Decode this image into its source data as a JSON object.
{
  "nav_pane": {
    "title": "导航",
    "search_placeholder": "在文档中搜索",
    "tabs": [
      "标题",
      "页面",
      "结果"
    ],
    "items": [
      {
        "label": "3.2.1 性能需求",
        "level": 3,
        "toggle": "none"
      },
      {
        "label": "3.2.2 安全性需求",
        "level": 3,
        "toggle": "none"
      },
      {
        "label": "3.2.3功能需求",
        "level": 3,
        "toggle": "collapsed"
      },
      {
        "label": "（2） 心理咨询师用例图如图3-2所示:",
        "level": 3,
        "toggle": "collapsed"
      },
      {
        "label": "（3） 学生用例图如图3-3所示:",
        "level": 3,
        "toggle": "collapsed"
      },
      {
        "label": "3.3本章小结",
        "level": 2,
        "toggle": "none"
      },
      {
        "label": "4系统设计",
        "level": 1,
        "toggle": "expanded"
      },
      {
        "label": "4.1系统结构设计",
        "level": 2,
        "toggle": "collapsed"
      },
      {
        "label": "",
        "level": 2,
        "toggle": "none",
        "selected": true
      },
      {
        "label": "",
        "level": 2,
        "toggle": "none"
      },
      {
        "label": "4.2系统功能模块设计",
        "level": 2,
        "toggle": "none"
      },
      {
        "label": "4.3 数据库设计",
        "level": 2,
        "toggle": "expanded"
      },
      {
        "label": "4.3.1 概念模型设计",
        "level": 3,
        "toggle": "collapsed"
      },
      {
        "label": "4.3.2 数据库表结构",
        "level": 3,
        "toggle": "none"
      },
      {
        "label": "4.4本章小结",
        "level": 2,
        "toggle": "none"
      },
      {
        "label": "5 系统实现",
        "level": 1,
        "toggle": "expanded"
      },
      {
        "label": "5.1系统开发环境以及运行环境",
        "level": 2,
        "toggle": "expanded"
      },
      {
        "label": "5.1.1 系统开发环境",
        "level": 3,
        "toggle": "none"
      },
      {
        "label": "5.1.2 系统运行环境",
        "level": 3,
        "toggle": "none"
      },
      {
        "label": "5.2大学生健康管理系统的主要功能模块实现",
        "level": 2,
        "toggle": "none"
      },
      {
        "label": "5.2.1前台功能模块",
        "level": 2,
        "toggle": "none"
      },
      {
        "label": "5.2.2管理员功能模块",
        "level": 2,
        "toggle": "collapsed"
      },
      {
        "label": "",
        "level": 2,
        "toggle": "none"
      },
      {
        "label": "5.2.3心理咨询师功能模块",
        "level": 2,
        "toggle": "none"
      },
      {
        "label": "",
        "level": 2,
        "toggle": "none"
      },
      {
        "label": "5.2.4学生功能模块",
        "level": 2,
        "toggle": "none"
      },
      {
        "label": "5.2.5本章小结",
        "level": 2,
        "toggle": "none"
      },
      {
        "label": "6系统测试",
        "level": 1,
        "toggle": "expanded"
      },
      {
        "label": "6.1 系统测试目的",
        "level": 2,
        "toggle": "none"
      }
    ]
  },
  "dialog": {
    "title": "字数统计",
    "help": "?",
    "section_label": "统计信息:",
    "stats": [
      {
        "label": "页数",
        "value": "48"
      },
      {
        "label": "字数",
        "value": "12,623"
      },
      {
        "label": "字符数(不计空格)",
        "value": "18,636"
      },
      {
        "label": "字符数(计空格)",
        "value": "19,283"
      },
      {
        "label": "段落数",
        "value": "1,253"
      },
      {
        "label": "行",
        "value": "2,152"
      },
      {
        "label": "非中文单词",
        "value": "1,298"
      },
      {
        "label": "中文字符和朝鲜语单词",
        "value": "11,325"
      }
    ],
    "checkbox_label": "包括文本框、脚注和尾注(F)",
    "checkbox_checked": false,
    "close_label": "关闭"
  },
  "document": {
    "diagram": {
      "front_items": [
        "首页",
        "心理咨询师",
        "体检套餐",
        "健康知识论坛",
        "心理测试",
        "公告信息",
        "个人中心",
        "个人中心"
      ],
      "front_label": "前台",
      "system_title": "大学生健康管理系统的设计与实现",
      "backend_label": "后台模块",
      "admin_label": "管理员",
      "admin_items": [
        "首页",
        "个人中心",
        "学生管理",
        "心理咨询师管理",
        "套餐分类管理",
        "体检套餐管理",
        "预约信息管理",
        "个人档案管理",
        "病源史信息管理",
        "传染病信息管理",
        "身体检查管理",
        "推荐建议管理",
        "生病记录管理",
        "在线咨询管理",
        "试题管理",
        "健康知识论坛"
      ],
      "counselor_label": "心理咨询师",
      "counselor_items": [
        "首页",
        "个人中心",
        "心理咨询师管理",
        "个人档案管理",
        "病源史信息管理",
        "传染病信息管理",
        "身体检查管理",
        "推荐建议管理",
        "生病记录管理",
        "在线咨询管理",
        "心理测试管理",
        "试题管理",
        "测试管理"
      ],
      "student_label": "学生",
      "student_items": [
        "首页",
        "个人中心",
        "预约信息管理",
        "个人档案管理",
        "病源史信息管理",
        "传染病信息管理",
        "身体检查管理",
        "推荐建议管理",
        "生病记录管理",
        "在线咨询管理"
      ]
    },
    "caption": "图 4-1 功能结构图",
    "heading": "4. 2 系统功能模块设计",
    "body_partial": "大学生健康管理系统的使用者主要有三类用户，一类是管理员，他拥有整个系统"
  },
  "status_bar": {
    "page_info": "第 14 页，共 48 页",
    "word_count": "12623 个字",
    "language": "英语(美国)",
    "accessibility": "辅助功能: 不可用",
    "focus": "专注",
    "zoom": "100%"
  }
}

□ □ □

YOUR INSTRUCTIONS: Give all the entries again exactly; leave none out.

SOLUTION:
Decode this image into its source data as a JSON object.
{
  "nav_pane": {
    "title": "导航",
    "search_placeholder": "在文档中搜索",
    "tabs": [
      "标题",
      "页面",
      "结果"
    ],
    "items": [
      {
        "label": "3.2.1 性能需求",
        "level": 3,
        "toggle": "none"
      },
      {
        "label": "3.2.2 安全性需求",
        "level": 3,
        "toggle": "none"
      },
      {
        "label": "3.2.3功能需求",
        "level": 3,
        "toggle": "collapsed"
      },
      {
        "label": "（2） 心理咨询师用例图如图3-2所示:",
        "level": 3,
        "toggle": "collapsed"
      },
      {
        "label": "（3） 学生用例图如图3-3所示:",
        "level": 3,
        "toggle": "collapsed"
      },
      {
        "label": "3.3本章小结",
        "level": 2,
        "toggle": "none"
      },
      {
        "label": "4系统设计",
        "level": 1,
        "toggle": "expanded"
      },
      {
        "label": "4.1系统结构设计",
        "level": 2,
        "toggle": "collapsed"
      },
      {
        "label": "",
        "level": 2,
        "toggle": "none",
        "selected": true
      },
      {
        "label": "",
        "level": 2,
        "toggle": "none"
      },
      {
        "label": "4.2系统功能模块设计",
        "level": 2,
        "toggle": "none"
      },
      {
        "label": "4.3 数据库设计",
        "level": 2,
        "toggle": "expanded"
      },
      {
        "label": "4.3.1 概念模型设计",
        "level": 3,
        "toggle": "collapsed"
      },
      {
        "label": "4.3.2 数据库表结构",
        "level": 3,
        "toggle": "none"
      },
      {
        "label": "4.4本章小结",
        "level": 2,
        "toggle": "none"
      },
      {
        "label": "5 系统实现",
        "level": 1,
        "toggle": "expanded"
      },
      {
        "label": "5.1系统开发环境以及运行环境",
        "level": 2,
        "toggle": "expanded"
      },
      {
        "label": "5.1.1 系统开发环境",
        "level": 3,
        "toggle": "none"
      },
      {
        "label": "5.1.2 系统运行环境",
        "level": 3,
        "toggle": "none"
      },
      {
        "label": "5.2大学生健康管理系统的主要功能模块实现",
        "level": 2,
        "toggle": "none"
      },
      {
        "label": "5.2.1前台功能模块",
        "level": 2,
        "toggle": "none"
      },
      {
        "label": "5.2.2管理员功能模块",
        "level": 2,
        "toggle": "collapsed"
      },
      {
        "label": "",
        "level": 2,
        "toggle": "none"
      },
      {
        "label": "5.2.3心理咨询师功能模块",
        "level": 2,
        "toggle": "none"
      },
      {
        "label": "",
        "level": 2,
        "toggle": "none"
      },
      {
        "label": "5.2.4学生功能模块",
        "level": 2,
        "toggle": "none"
      },
      {
        "label": "5.2.5本章小结",
        "level": 2,
        "toggle": "none"
      },
      {
        "label": "6系统测试",
        "level": 1,
        "toggle": "expanded"
      },
      {
        "label": "6.1 系统测试目的",
        "level": 2,
        "toggle": "none"
      }
    ]
  },
  "dialog": {
    "title": "字数统计",
    "help": "?",
    "section_label": "统计信息:",
    "stats": [
      {
        "label": "页数",
        "value": "48"
      },
      {
        "label": "字数",
        "value": "12,623"
      },
      {
        "label": "字符数(不计空格)",
        "value": "18,636"
      },
      {
        "label": "字符数(计空格)",
        "value": "19,283"
      },
      {
        "label": "段落数",
        "value": "1,253"
      },
      {
        "label": "行",
        "value": "2,152"
      },
      {
        "label": "非中文单词",
        "value": "1,298"
      },
      {
        "label": "中文字符和朝鲜语单词",
        "value": "11,325"
      }
    ],
    "checkbox_label": "包括文本框、脚注和尾注(F)",
    "checkbox_checked": false,
    "close_label": "关闭"
  },
  "document": {
    "diagram": {
      "front_items": [
        "首页",
        "心理咨询师",
        "体检套餐",
        "健康知识论坛",
        "心理测试",
        "公告信息",
        "个人中心",
        "个人中心"
      ],
      "front_label": "前台",
      "system_title": "大学生健康管理系统的设计与实现",
      "backend_label": "后台模块",
      "admin_label": "管理员",
      "admin_items": [
        "首页",
        "个人中心",
        "学生管理",
        "心理咨询师管理",
        "套餐分类管理",
        "体检套餐管理",
        "预约信息管理",
        "个人档案管理",
        "病源史信息管理",
        "传染病信息管理",
        "身体检查管理",
        "推荐建议管理",
        "生病记录管理",
        "在线咨询管理",
        "试题管理",
        "健康知识论坛"
      ],
      "counselor_label": "心理咨询师",
      "counselor_items": [
        "首页",
        "个人中心",
        "心理咨询师管理",
        "个人档案管理",
        "病源史信息管理",
        "传染病信息管理",
        "身体检查管理",
        "推荐建议管理",
        "生病记录管理",
        "在线咨询管理",
        "心理测试管理",
        "试题管理",
        "测试管理"
      ],
      "student_label": "学生",
      "student_items": [
        "首页",
        "个人中心",
        "预约信息管理",
        "个人档案管理",
        "病源史信息管理",
        "传染病信息管理",
        "身体检查管理",
        "推荐建议管理",
        "生病记录管理",
        "在线咨询管理"
      ]
    },
    "caption": "图 4-1 功能结构图",
    "heading": "4. 2 系统功能模块设计",
    "body_partial": "大学生健康管理系统的使用者主要有三类用户，一类是管理员，他拥有整个系统"
  },
  "status_bar": {
    "page_info": "第 14 页，共 48 页",
    "word_count": "12623 个字",
    "language": "英语(美国)",
    "accessibility": "辅助功能: 不可用",
    "focus": "专注",
    "zoom": "100%"
  }
}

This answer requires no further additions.